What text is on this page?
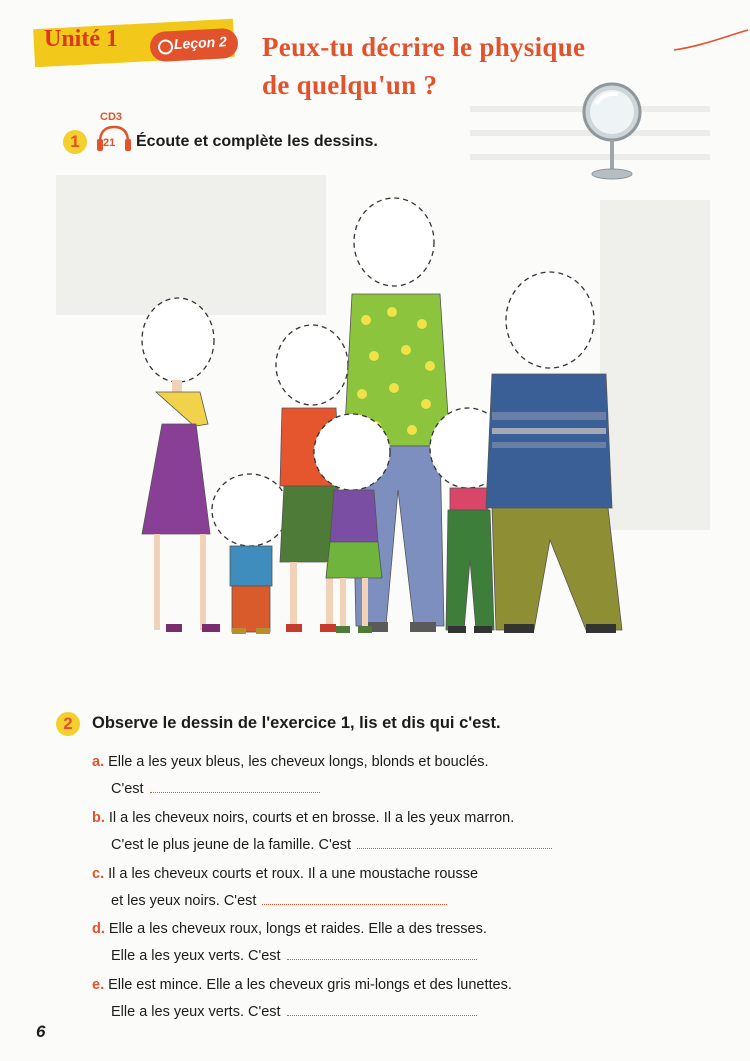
Unité 1	Leçon 2 Peux-tu décrire le physique
de quelqu'un ?
1
CD3
21 Écoute et complète les dessins.
2	Observe le dessin de l'exercice 1, lis et dis qui c'est.
a. Elle a les yeux bleus, les cheveux longs, blonds et bouclés.
C'est
b. Il a les cheveux noirs, courts et en brosse. Il a les yeux marron.
C'est le plus jeune de la famille. C'est
c. Il a les cheveux courts et roux. Il a une moustache rousse
et les yeux noirs. C'est
d. Elle a les cheveux roux, longs et raides. Elle a des tresses.
Elle a les yeux verts. C'est
e. Elle est mince. Elle a les cheveux gris mi-longs et des lunettes.
Elle a les yeux verts. C'est
6
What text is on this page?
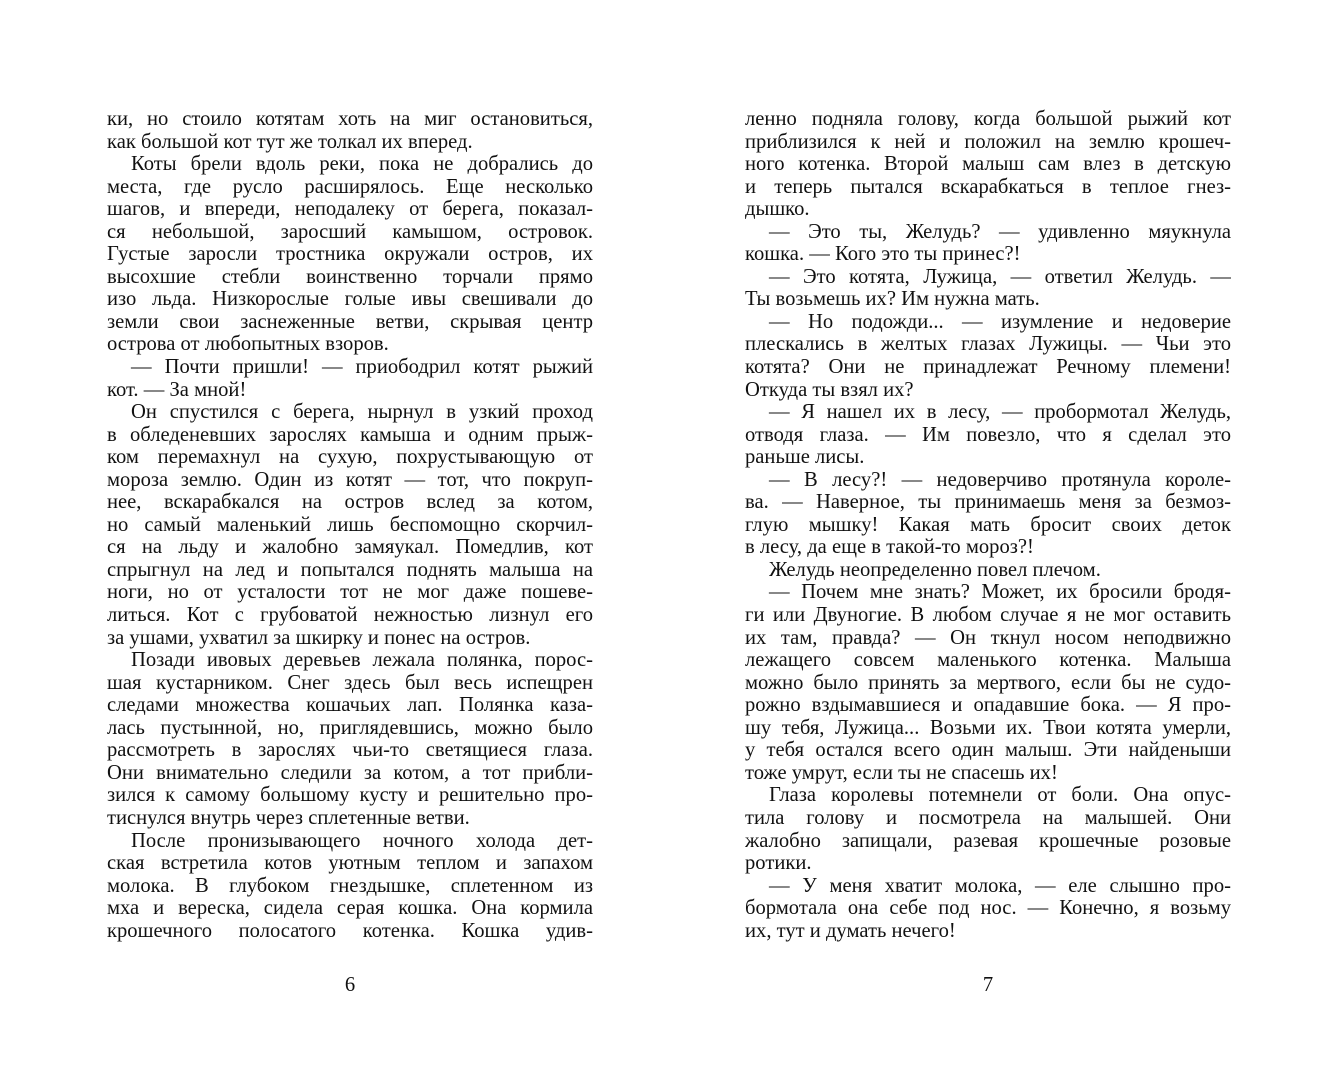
ки, но стоило котятам хоть на миг остановиться,
как большой кот тут же толкал их вперед.
Коты брели вдоль реки, пока не добрались до
места, где русло расширялось. Еще несколько
шагов, и впереди, неподалеку от берега, показал-
ся небольшой, заросший камышом, островок.
Густые заросли тростника окружали остров, их
высохшие стебли воинственно торчали прямо
изо льда. Низкорослые голые ивы свешивали до
земли свои заснеженные ветви, скрывая центр
острова от любопытных взоров.
— Почти пришли! — приободрил котят рыжий
кот. — За мной!
Он спустился с берега, нырнул в узкий проход
в обледеневших зарослях камыша и одним прыж-
ком перемахнул на сухую, похрустывающую от
мороза землю. Один из котят — тот, что покруп-
нее, вскарабкался на остров вслед за котом,
но самый маленький лишь беспомощно скорчил-
ся на льду и жалобно замяукал. Помедлив, кот
спрыгнул на лед и попытался поднять малыша на
ноги, но от усталости тот не мог даже пошеве-
литься. Кот с грубоватой нежностью лизнул его
за ушами, ухватил за шкирку и понес на остров.
Позади ивовых деревьев лежала полянка, порос-
шая кустарником. Снег здесь был весь испещрен
следами множества кошачьих лап. Полянка каза-
лась пустынной, но, приглядевшись, можно было
рассмотреть в зарослях чьи-то светящиеся глаза.
Они внимательно следили за котом, а тот прибли-
зился к самому большому кусту и решительно про-
тиснулся внутрь через сплетенные ветви.
После пронизывающего ночного холода дет-
ская встретила котов уютным теплом и запахом
молока. В глубоком гнездышке, сплетенном из
мха и вереска, сидела серая кошка. Она кормила
крошечного полосатого котенка. Кошка удив-
ленно подняла голову, когда большой рыжий кот
приблизился к ней и положил на землю крошеч-
ного котенка. Второй малыш сам влез в детскую
и теперь пытался вскарабкаться в теплое гнез-
дышко.
— Это ты, Желудь? — удивленно мяукнула
кошка. — Кого это ты принес?!
— Это котята, Лужица, — ответил Желудь. —
Ты возьмешь их? Им нужна мать.
— Но подожди... — изумление и недоверие
плескались в желтых глазах Лужицы. — Чьи это
котята? Они не принадлежат Речному племени!
Откуда ты взял их?
— Я нашел их в лесу, — пробормотал Желудь,
отводя глаза. — Им повезло, что я сделал это
раньше лисы.
— В лесу?! — недоверчиво протянула короле-
ва. — Наверное, ты принимаешь меня за безмоз-
глую мышку! Какая мать бросит своих деток
в лесу, да еще в такой-то мороз?!
Желудь неопределенно повел плечом.
— Почем мне знать? Может, их бросили бродя-
ги или Двуногие. В любом случае я не мог оставить
их там, правда? — Он ткнул носом неподвижно
лежащего совсем маленького котенка. Малыша
можно было принять за мертвого, если бы не судо-
рожно вздымавшиеся и опадавшие бока. — Я про-
шу тебя, Лужица... Возьми их. Твои котята умерли,
у тебя остался всего один малыш. Эти найденыши
тоже умрут, если ты не спасешь их!
Глаза королевы потемнели от боли. Она опус-
тила голову и посмотрела на малышей. Они
жалобно запищали, разевая крошечные розовые
ротики.
— У меня хватит молока, — еле слышно про-
бормотала она себе под нос. — Конечно, я возьму
их, тут и думать нечего!
6	7
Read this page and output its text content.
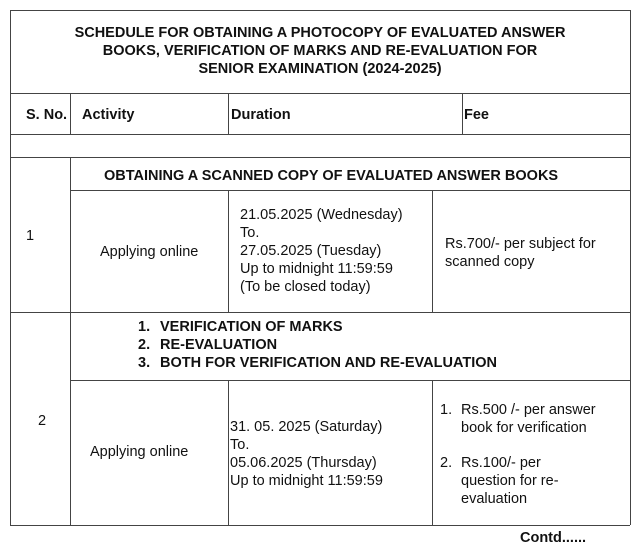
SCHEDULE FOR OBTAINING A PHOTOCOPY OF EVALUATED ANSWER
BOOKS, VERIFICATION OF MARKS AND RE-EVALUATION FOR
SENIOR EXAMINATION (2024-2025)
S. No. Activity	Duration	Fee
1
OBTAINING A SCANNED COPY OF EVALUATED ANSWER BOOKS
Applying online
21.05.2025 (Wednesday)
To.
27.05.2025 (Tuesday)
Up to midnight 11:59:59
(To be closed today)
Rs.700/- per subject for
scanned copy
2
1. VERIFICATION OF MARKS
2. RE-EVALUATION
3. BOTH FOR VERIFICATION AND RE-EVALUATION
Applying online
31. 05. 2025 (Saturday)
To.
05.06.2025 (Thursday)
Up to midnight 11:59:59
1. Rs.500 /- per answer
book for verification
2. Rs.100/- per
question for re-
evaluation
Contd......
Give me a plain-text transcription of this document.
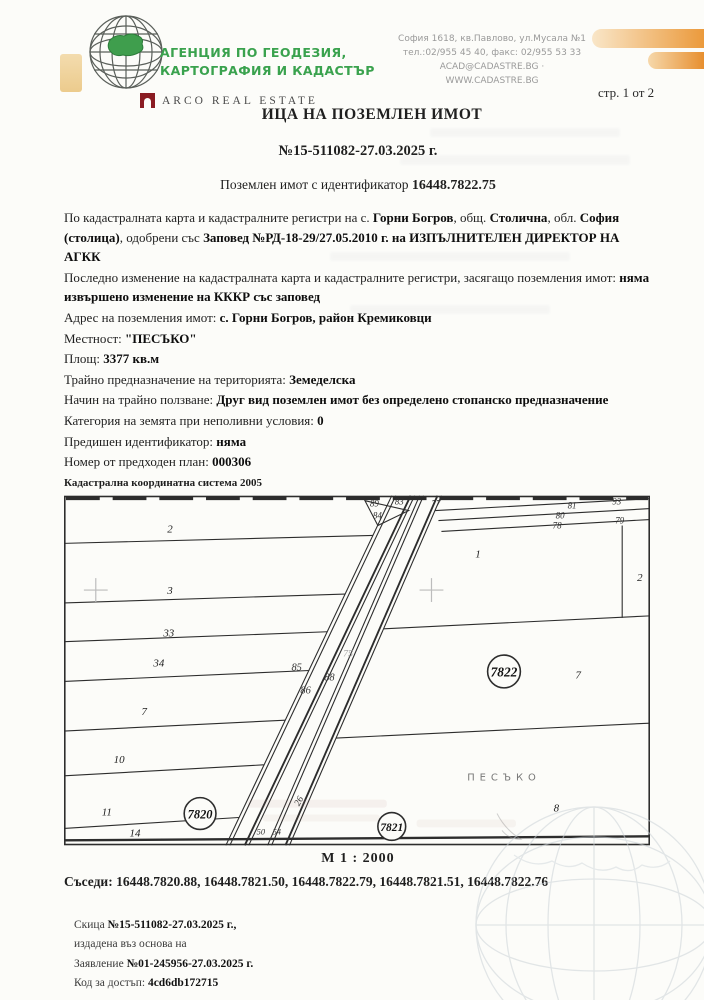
АГЕНЦИЯ ПО ГЕОДЕЗИЯ,
КАРТОГРАФИЯ И КАДАСТЪР
София 1618, кв.Павлово, ул.Мусала №1
тел.:02/955 45 40, факс: 02/955 53 33
ACAD@CADASTRE.BG · WWW.CADASTRE.BG
стр. 1 от 2
ARCO REAL ESTATE
ИЦА НА ПОЗЕМЛЕН ИМОТ
№15-511082-27.03.2025 г.
Поземлен имот с идентификатор 16448.7822.75

По кадастралната карта и кадастралните регистри на с. Горни Богров, общ. Столична, обл. София (столица), одобрени със Заповед №РД-18-29/27.05.2010 г. на ИЗПЪЛНИТЕЛЕН ДИРЕКТОР НА АГКК

Последно изменение на кадастралната карта и кадастралните регистри, засягащо поземления имот: няма извършено изменение на КККР със заповед

Адрес на поземления имот: с. Горни Богров, район Кремиковци

Местност: "ПЕСЪКО"

Площ: 3377 кв.м

Трайно предназначение на територията: Земеделска

Начин на трайно ползване: Друг вид поземлен имот без определено стопанско предназначение

Категория на земята при неполивни условия: 0

Предишен идентификатор: няма

Номер от предходен план: 000306

Кадастрална координатна система 2005
2
3
33
34
7
10
11
14
1
2
7
8
89 83
84
77	81	93
80	79
78
85
86
88
75
26
50 54
7822
7820
7821
ПЕСЪКО
М 1 : 2000
Съседи: 16448.7820.88, 16448.7821.50, 16448.7822.79, 16448.7821.51, 16448.7822.76
Скица №15-511082-27.03.2025 г.,
издадена въз основа на
Заявление №01-245956-27.03.2025 г.
Код за достъп: 4cd6db172715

_ _ _ _

### What is expected
Select all lines in the listing that include the word "roux".

### Problem solution
c. Il a les cheveux courts et roux. Il a une moustache rousse
d. Elle a les cheveux roux, longs et raides. Elle a des tresses.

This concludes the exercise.